Texto dado —
________________

NO MEIO DAS ÁGUAS...


O rio Una desce a serra para desaguar no cantinho do mar. Escuro. Quase preto. Una. Como os indígenas o batizaram. Suas águas, negras, chegam penetrando lentamente o oceano em faixas escuras e disformes, sem contudo se misturar no verde claro do mar.  

Do alto, as diferentes cores se distinguem. É fácil enxergar. Claro aqui. Escuro acolá. Mas é de perto que o entremeio nebuloso aparece. Ponto turvo. Onde as águas se entranham... Onde o rio não é mais rio. E o mar, ainda não é mar. Nem doce, nem salgado. Meio termo. Sal adoçado. Meio limbo. Meio aflição. 

Que tipo de peixe vive lá? Dizem que as tainhas sobrevivem. Suportam as maiores mudanças. De ambiente. De pressão. Aguentam firmes a exaustão. Certamente irão mais longe desse jeito... Sardinhas à direita. Robalos à esquerda. Homens a pescar.

________________

Instruções —
a: Quais peixes são citados no texto sobre o rio Una? Liste todos.
b: Prossiga com o texto sobre o encontro do rio Una com o mar, a partir da última frase.
Os registros não têm nenhuma relação com esta atividade.

________________

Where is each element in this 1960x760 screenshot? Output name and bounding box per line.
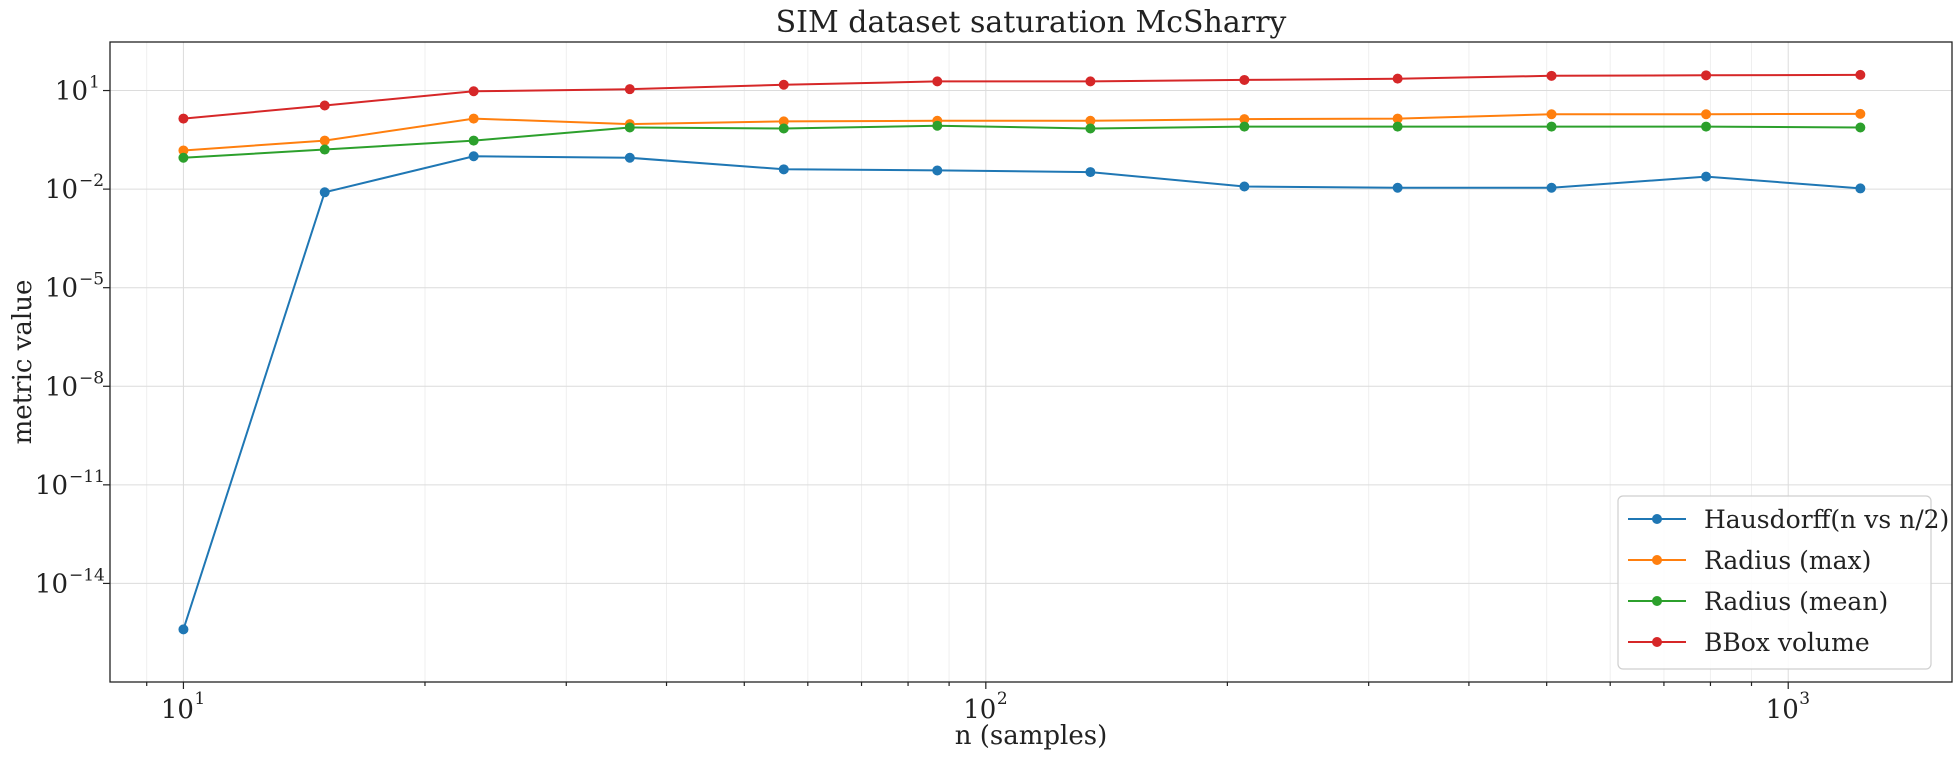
data-point — [932, 76, 943, 87]
y-tick-exponent: −11 — [69, 467, 105, 487]
series-line — [182, 155, 1861, 630]
legend-label: Radius (mean) — [1704, 587, 1888, 616]
data-point — [319, 187, 330, 198]
y-tick-exponent: −5 — [79, 270, 104, 290]
series-4 — [178, 69, 1866, 124]
legend-box — [1617, 495, 1932, 670]
x-tick-label: 10 — [1766, 695, 1799, 725]
data-point — [1085, 76, 1096, 87]
data-point — [1392, 73, 1403, 84]
data-point — [1239, 121, 1250, 132]
data-point — [1546, 121, 1557, 132]
data-point — [468, 135, 479, 146]
y-tick-exponent: −8 — [79, 368, 104, 388]
y-tick-label: 10 — [45, 274, 78, 304]
series-line — [183, 112, 1861, 152]
data-point — [932, 120, 943, 131]
data-point — [468, 151, 479, 162]
data-point — [778, 79, 789, 90]
data-point — [1085, 115, 1096, 126]
data-point — [1239, 114, 1250, 125]
data-point — [932, 165, 943, 176]
legend-item-3: Radius (mean) — [1628, 587, 1888, 616]
data-point — [178, 113, 189, 124]
y-tick-label: 10 — [45, 175, 78, 205]
x-tick-exponent: 1 — [194, 689, 205, 709]
legend-label: BBox volume — [1704, 628, 1870, 657]
legend-marker — [1652, 596, 1662, 606]
y-axis-label: metric value — [8, 280, 38, 445]
data-point — [778, 116, 789, 127]
y-tick-label: 10 — [45, 372, 78, 402]
data-point — [1546, 70, 1557, 81]
data-point — [468, 86, 479, 97]
y-tick-exponent: 1 — [89, 73, 100, 93]
data-point — [1855, 183, 1866, 194]
data-point — [1855, 108, 1866, 119]
x-tick-exponent: 3 — [1799, 689, 1810, 709]
data-point — [1085, 167, 1096, 178]
data-point — [1701, 171, 1712, 182]
series-line — [183, 73, 1861, 120]
legend-item-2: Radius (max) — [1628, 546, 1871, 575]
data-point — [1239, 74, 1250, 85]
data-point — [178, 152, 189, 163]
legend-marker — [1652, 514, 1662, 524]
x-axis-label: n (samples) — [955, 721, 1107, 751]
plot-frame — [109, 41, 1953, 683]
y-tick-label: 10 — [55, 77, 88, 107]
data-point — [624, 152, 635, 163]
series-1 — [178, 151, 1866, 635]
data-point — [1239, 181, 1250, 192]
y-tick-label: 10 — [35, 569, 68, 599]
data-point — [1701, 121, 1712, 132]
data-point — [1701, 70, 1712, 81]
data-point — [624, 84, 635, 95]
data-point — [1392, 182, 1403, 193]
legend: Hausdorff(n vs n/2) Radius (max) Radius (m… — [1617, 495, 1949, 670]
chart-title: SIM dataset saturation McSharry — [776, 5, 1287, 40]
series-2 — [178, 108, 1866, 156]
x-tick-label: 10 — [161, 695, 194, 725]
data-point — [1085, 123, 1096, 134]
y-tick-exponent: −2 — [79, 171, 104, 191]
data-point — [319, 144, 330, 155]
data-point — [468, 113, 479, 124]
data-point — [1855, 69, 1866, 80]
legend-item-4: BBox volume — [1628, 628, 1870, 657]
data-point — [1392, 113, 1403, 124]
data-point — [778, 123, 789, 134]
x-tick-label: 10 — [963, 695, 996, 725]
data-point — [1855, 122, 1866, 133]
y-tick-exponent: −14 — [69, 565, 105, 585]
data-point — [1546, 182, 1557, 193]
data-point — [624, 122, 635, 133]
data-point — [778, 164, 789, 175]
legend-item-1: Hausdorff(n vs n/2) — [1628, 505, 1949, 534]
data-point — [1546, 109, 1557, 120]
legend-marker — [1652, 637, 1662, 647]
series-line — [183, 124, 1861, 159]
x-tick-exponent: 2 — [997, 689, 1008, 709]
data-point — [1392, 121, 1403, 132]
legend-marker — [1652, 555, 1662, 565]
data-point — [1701, 109, 1712, 120]
series-3 — [178, 120, 1866, 163]
y-tick-label: 10 — [35, 471, 68, 501]
data-point — [178, 624, 189, 635]
data-point — [319, 100, 330, 111]
legend-label: Radius (max) — [1704, 546, 1871, 575]
data-point — [178, 145, 189, 156]
legend-label: Hausdorff(n vs n/2) — [1704, 505, 1949, 534]
series-layer — [178, 69, 1866, 635]
grid — [110, 42, 1952, 682]
data-point — [319, 135, 330, 146]
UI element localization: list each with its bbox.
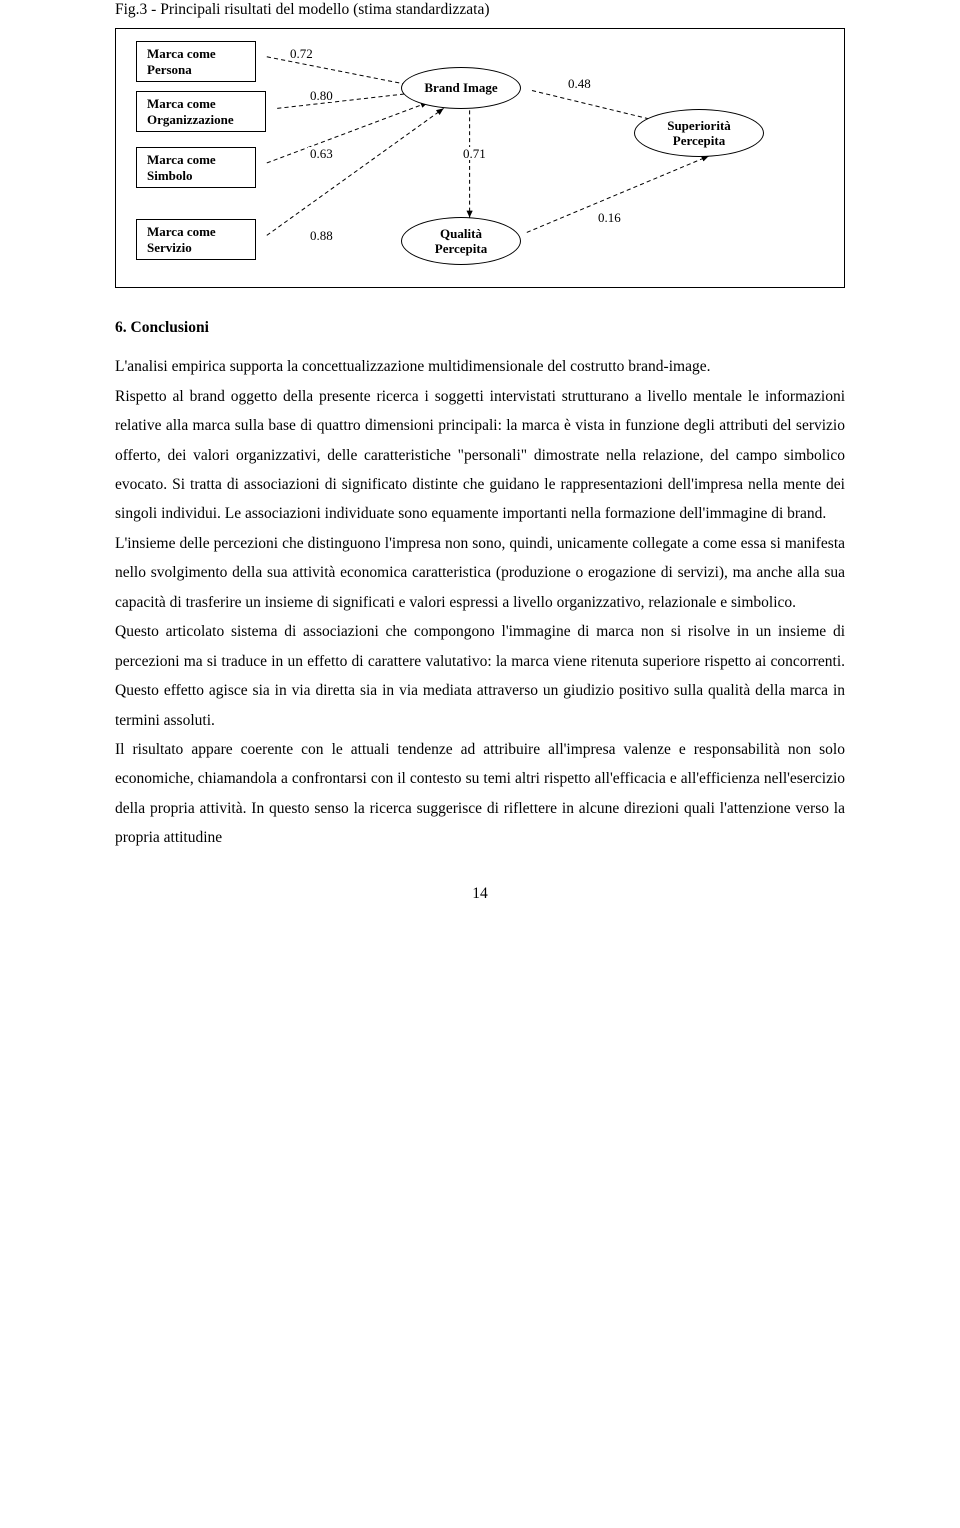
edge-label-persona: 0.72 — [288, 47, 315, 60]
paragraph-5: Il risultato appare coerente con le attu… — [115, 735, 845, 853]
node-persona: Marca comePersona — [136, 41, 256, 82]
paragraph-1: L'analisi empirica supporta la concettua… — [115, 352, 845, 381]
paragraph-3: L'insieme delle percezioni che distinguo… — [115, 529, 845, 617]
paragraph-4: Questo articolato sistema di associazion… — [115, 617, 845, 735]
node-organizzazione: Marca comeOrganizzazione — [136, 91, 266, 132]
edge-label-simbolo: 0.63 — [308, 147, 335, 160]
edge-label-bi-qualita: 0.71 — [461, 147, 488, 160]
section-heading: 6. Conclusioni — [115, 318, 845, 338]
figure-caption: Fig.3 - Principali risultati del modello… — [115, 0, 845, 20]
page-number: 14 — [115, 879, 845, 908]
node-simbolo: Marca comeSimbolo — [136, 147, 256, 188]
paragraph-2: Rispetto al brand oggetto della presente… — [115, 382, 845, 529]
edge-label-organizzazione: 0.80 — [308, 89, 335, 102]
edge-label-bi-superiorita: 0.48 — [566, 77, 593, 90]
node-brand-image: Brand Image — [401, 67, 521, 109]
model-diagram: Marca comePersona Marca comeOrganizzazio… — [115, 28, 845, 288]
edge-label-servizio: 0.88 — [308, 229, 335, 242]
node-qualita: QualitàPercepita — [401, 217, 521, 265]
edge-label-qualita-superiorita: 0.16 — [596, 211, 623, 224]
node-superiorita: SuperioritàPercepita — [634, 109, 764, 157]
node-servizio: Marca comeServizio — [136, 219, 256, 260]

________________

Respostas —
a: Tainhas, sardinhas e robalos.

b:
Lisas, as tainhas acenam pra cá. Escapam pra lá. Para duramente chegar ao seu verdadeiro habitat! Fico imaginando quantas vezes fazemos esse mesmo trajeto  turvilíneo. Quantos mergulhos em águas nebulosas. À procura do nosso lugar. 

E seguimos, peixes urbanos, contra fortes correntes e sob pressão. Por paisagens que não gostamos. Lugares que não pertencemos. Gentes que não reconhecemos.

Feito tainhas, atravessamos. Ligeiros. Sem nos deixar contaminar. Pois o maior risco dessa travessia, talvez seja se acostumar. E viver, eternamente, no líquido insípido. 

Daquilo que não é rio. Daquilo que nem é mar!     

Sejamos esses peixes. Fortes e valentes. Em frente...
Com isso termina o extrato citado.